## BEGIN EXERCISE INPUTS
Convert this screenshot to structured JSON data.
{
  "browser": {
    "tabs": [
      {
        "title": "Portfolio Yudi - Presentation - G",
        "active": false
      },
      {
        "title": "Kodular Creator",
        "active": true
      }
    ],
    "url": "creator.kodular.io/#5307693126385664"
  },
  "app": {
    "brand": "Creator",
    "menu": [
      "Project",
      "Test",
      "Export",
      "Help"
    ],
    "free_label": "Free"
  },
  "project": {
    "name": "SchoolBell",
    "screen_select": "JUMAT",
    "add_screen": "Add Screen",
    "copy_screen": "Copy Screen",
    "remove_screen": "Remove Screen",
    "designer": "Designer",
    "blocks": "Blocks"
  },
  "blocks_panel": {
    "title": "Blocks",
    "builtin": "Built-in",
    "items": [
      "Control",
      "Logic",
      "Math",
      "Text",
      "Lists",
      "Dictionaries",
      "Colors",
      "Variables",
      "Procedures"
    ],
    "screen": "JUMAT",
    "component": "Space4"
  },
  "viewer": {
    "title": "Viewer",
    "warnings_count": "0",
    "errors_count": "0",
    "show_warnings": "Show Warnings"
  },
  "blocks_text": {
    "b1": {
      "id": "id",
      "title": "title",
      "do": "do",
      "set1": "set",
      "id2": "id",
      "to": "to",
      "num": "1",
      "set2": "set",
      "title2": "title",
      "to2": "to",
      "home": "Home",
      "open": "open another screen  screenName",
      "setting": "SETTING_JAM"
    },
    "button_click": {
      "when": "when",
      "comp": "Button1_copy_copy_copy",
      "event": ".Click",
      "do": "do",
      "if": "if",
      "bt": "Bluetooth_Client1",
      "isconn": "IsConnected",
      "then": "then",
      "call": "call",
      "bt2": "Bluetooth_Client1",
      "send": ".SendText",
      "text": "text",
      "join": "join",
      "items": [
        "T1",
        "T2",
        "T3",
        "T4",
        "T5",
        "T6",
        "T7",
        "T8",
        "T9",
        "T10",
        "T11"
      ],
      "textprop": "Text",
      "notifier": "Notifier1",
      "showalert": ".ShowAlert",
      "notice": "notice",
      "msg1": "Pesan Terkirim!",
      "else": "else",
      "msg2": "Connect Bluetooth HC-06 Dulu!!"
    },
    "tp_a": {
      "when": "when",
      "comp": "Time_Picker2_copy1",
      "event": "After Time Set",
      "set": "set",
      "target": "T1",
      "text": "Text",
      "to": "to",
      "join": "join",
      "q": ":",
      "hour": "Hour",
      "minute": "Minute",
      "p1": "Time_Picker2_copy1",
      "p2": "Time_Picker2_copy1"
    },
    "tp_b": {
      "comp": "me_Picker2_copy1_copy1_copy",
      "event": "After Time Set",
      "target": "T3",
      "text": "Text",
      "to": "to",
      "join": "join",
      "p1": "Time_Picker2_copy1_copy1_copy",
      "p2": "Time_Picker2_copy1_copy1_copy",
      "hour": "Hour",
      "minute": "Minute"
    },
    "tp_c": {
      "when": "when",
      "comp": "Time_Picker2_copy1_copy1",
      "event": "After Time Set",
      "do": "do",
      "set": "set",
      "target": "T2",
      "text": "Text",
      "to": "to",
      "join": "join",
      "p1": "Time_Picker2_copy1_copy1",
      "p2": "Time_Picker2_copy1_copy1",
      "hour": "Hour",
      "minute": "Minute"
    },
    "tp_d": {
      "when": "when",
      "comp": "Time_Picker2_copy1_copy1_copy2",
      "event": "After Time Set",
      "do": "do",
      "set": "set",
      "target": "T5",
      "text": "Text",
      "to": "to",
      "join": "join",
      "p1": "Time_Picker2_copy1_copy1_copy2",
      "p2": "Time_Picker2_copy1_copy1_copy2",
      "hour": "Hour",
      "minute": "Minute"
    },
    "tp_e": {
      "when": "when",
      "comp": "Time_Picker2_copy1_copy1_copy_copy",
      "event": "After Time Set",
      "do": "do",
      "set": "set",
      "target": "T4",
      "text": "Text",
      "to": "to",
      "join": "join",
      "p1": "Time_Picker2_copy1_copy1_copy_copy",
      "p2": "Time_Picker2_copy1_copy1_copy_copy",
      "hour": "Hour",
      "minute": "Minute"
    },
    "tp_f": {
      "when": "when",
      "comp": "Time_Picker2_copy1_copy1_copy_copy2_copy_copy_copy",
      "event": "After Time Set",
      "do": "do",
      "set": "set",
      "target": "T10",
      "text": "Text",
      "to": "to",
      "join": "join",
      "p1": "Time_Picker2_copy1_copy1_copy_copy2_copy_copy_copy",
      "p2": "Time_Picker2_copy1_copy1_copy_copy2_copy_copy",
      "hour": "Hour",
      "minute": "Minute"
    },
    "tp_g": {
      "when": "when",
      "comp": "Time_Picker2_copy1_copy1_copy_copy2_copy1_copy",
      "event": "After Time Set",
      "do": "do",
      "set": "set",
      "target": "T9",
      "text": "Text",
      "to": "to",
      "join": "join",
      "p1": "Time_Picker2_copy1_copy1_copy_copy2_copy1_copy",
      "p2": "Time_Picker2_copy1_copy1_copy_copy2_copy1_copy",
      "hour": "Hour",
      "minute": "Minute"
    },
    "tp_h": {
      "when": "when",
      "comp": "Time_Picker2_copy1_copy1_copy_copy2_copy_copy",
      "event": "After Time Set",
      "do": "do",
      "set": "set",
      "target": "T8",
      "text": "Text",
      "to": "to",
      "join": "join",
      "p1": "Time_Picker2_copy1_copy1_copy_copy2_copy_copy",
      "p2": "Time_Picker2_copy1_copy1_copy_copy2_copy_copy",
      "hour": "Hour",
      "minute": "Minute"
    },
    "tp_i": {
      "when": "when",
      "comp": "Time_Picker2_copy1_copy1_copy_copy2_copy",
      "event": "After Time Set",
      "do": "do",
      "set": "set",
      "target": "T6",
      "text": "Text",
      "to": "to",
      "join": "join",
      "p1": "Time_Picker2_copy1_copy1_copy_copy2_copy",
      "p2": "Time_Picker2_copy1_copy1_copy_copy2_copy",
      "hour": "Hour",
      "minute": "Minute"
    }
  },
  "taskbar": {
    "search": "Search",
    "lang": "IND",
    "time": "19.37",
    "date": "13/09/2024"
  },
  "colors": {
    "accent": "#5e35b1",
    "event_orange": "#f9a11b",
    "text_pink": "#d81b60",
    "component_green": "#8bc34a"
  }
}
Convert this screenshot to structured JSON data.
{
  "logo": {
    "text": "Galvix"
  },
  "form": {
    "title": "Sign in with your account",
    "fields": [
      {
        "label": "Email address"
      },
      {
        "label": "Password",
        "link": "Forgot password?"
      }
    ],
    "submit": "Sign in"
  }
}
## END EXERCISE INPUTS
Copy out every entry again, exactly as it was given.

_TASK ANSWER_
Convert this screenshot to structured JSON data.
{
  "browser": {
    "tabs": [
      {
        "title": "Portfolio Yudi - Presentation - G",
        "active": false
      },
      {
        "title": "Kodular Creator",
        "active": true
      }
    ],
    "url": "creator.kodular.io/#5307693126385664"
  },
  "app": {
    "brand": "Creator",
    "menu": [
      "Project",
      "Test",
      "Export",
      "Help"
    ],
    "free_label": "Free"
  },
  "project": {
    "name": "SchoolBell",
    "screen_select": "JUMAT",
    "add_screen": "Add Screen",
    "copy_screen": "Copy Screen",
    "remove_screen": "Remove Screen",
    "designer": "Designer",
    "blocks": "Blocks"
  },
  "blocks_panel": {
    "title": "Blocks",
    "builtin": "Built-in",
    "items": [
      "Control",
      "Logic",
      "Math",
      "Text",
      "Lists",
      "Dictionaries",
      "Colors",
      "Variables",
      "Procedures"
    ],
    "screen": "JUMAT",
    "component": "Space4"
  },
  "viewer": {
    "title": "Viewer",
    "warnings_count": "0",
    "errors_count": "0",
    "show_warnings": "Show Warnings"
  },
  "blocks_text": {
    "b1": {
      "id": "id",
      "title": "title",
      "do": "do",
      "set1": "set",
      "id2": "id",
      "to": "to",
      "num": "1",
      "set2": "set",
      "title2": "title",
      "to2": "to",
      "home": "Home",
      "open": "open another screen  screenName",
      "setting": "SETTING_JAM"
    },
    "button_click": {
      "when": "when",
      "comp": "Button1_copy_copy_copy",
      "event": ".Click",
      "do": "do",
      "if": "if",
      "bt": "Bluetooth_Client1",
      "isconn": "IsConnected",
      "then": "then",
      "call": "call",
      "bt2": "Bluetooth_Client1",
      "send": ".SendText",
      "text": "text",
      "join": "join",
      "items": [
        "T1",
        "T2",
        "T3",
        "T4",
        "T5",
        "T6",
        "T7",
        "T8",
        "T9",
        "T10",
        "T11"
      ],
      "textprop": "Text",
      "notifier": "Notifier1",
      "showalert": ".ShowAlert",
      "notice": "notice",
      "msg1": "Pesan Terkirim!",
      "else": "else",
      "msg2": "Connect Bluetooth HC-06 Dulu!!"
    },
    "tp_a": {
      "when": "when",
      "comp": "Time_Picker2_copy1",
      "event": "After Time Set",
      "set": "set",
      "target": "T1",
      "text": "Text",
      "to": "to",
      "join": "join",
      "q": ":",
      "hour": "Hour",
      "minute": "Minute",
      "p1": "Time_Picker2_copy1",
      "p2": "Time_Picker2_copy1"
    },
    "tp_b": {
      "comp": "me_Picker2_copy1_copy1_copy",
      "event": "After Time Set",
      "target": "T3",
      "text": "Text",
      "to": "to",
      "join": "join",
      "p1": "Time_Picker2_copy1_copy1_copy",
      "p2": "Time_Picker2_copy1_copy1_copy",
      "hour": "Hour",
      "minute": "Minute"
    },
    "tp_c": {
      "when": "when",
      "comp": "Time_Picker2_copy1_copy1",
      "event": "After Time Set",
      "do": "do",
      "set": "set",
      "target": "T2",
      "text": "Text",
      "to": "to",
      "join": "join",
      "p1": "Time_Picker2_copy1_copy1",
      "p2": "Time_Picker2_copy1_copy1",
      "hour": "Hour",
      "minute": "Minute"
    },
    "tp_d": {
      "when": "when",
      "comp": "Time_Picker2_copy1_copy1_copy2",
      "event": "After Time Set",
      "do": "do",
      "set": "set",
      "target": "T5",
      "text": "Text",
      "to": "to",
      "join": "join",
      "p1": "Time_Picker2_copy1_copy1_copy2",
      "p2": "Time_Picker2_copy1_copy1_copy2",
      "hour": "Hour",
      "minute": "Minute"
    },
    "tp_e": {
      "when": "when",
      "comp": "Time_Picker2_copy1_copy1_copy_copy",
      "event": "After Time Set",
      "do": "do",
      "set": "set",
      "target": "T4",
      "text": "Text",
      "to": "to",
      "join": "join",
      "p1": "Time_Picker2_copy1_copy1_copy_copy",
      "p2": "Time_Picker2_copy1_copy1_copy_copy",
      "hour": "Hour",
      "minute": "Minute"
    },
    "tp_f": {
      "when": "when",
      "comp": "Time_Picker2_copy1_copy1_copy_copy2_copy_copy_copy",
      "event": "After Time Set",
      "do": "do",
      "set": "set",
      "target": "T10",
      "text": "Text",
      "to": "to",
      "join": "join",
      "p1": "Time_Picker2_copy1_copy1_copy_copy2_copy_copy_copy",
      "p2": "Time_Picker2_copy1_copy1_copy_copy2_copy_copy",
      "hour": "Hour",
      "minute": "Minute"
    },
    "tp_g": {
      "when": "when",
      "comp": "Time_Picker2_copy1_copy1_copy_copy2_copy1_copy",
      "event": "After Time Set",
      "do": "do",
      "set": "set",
      "target": "T9",
      "text": "Text",
      "to": "to",
      "join": "join",
      "p1": "Time_Picker2_copy1_copy1_copy_copy2_copy1_copy",
      "p2": "Time_Picker2_copy1_copy1_copy_copy2_copy1_copy",
      "hour": "Hour",
      "minute": "Minute"
    },
    "tp_h": {
      "when": "when",
      "comp": "Time_Picker2_copy1_copy1_copy_copy2_copy_copy",
      "event": "After Time Set",
      "do": "do",
      "set": "set",
      "target": "T8",
      "text": "Text",
      "to": "to",
      "join": "join",
      "p1": "Time_Picker2_copy1_copy1_copy_copy2_copy_copy",
      "p2": "Time_Picker2_copy1_copy1_copy_copy2_copy_copy",
      "hour": "Hour",
      "minute": "Minute"
    },
    "tp_i": {
      "when": "when",
      "comp": "Time_Picker2_copy1_copy1_copy_copy2_copy",
      "event": "After Time Set",
      "do": "do",
      "set": "set",
      "target": "T6",
      "text": "Text",
      "to": "to",
      "join": "join",
      "p1": "Time_Picker2_copy1_copy1_copy_copy2_copy",
      "p2": "Time_Picker2_copy1_copy1_copy_copy2_copy",
      "hour": "Hour",
      "minute": "Minute"
    }
  },
  "taskbar": {
    "search": "Search",
    "lang": "IND",
    "time": "19.37",
    "date": "13/09/2024"
  },
  "colors": {
    "accent": "#5e35b1",
    "event_orange": "#f9a11b",
    "text_pink": "#d81b60",
    "component_green": "#8bc34a"
  }
}
Convert this screenshot to structured JSON data.
{
  "logo": {
    "text": "Galvix"
  },
  "form": {
    "title": "Sign in with your account",
    "fields": [
      {
        "label": "Email address"
      },
      {
        "label": "Password",
        "link": "Forgot password?"
      }
    ],
    "submit": "Sign in"
  }
}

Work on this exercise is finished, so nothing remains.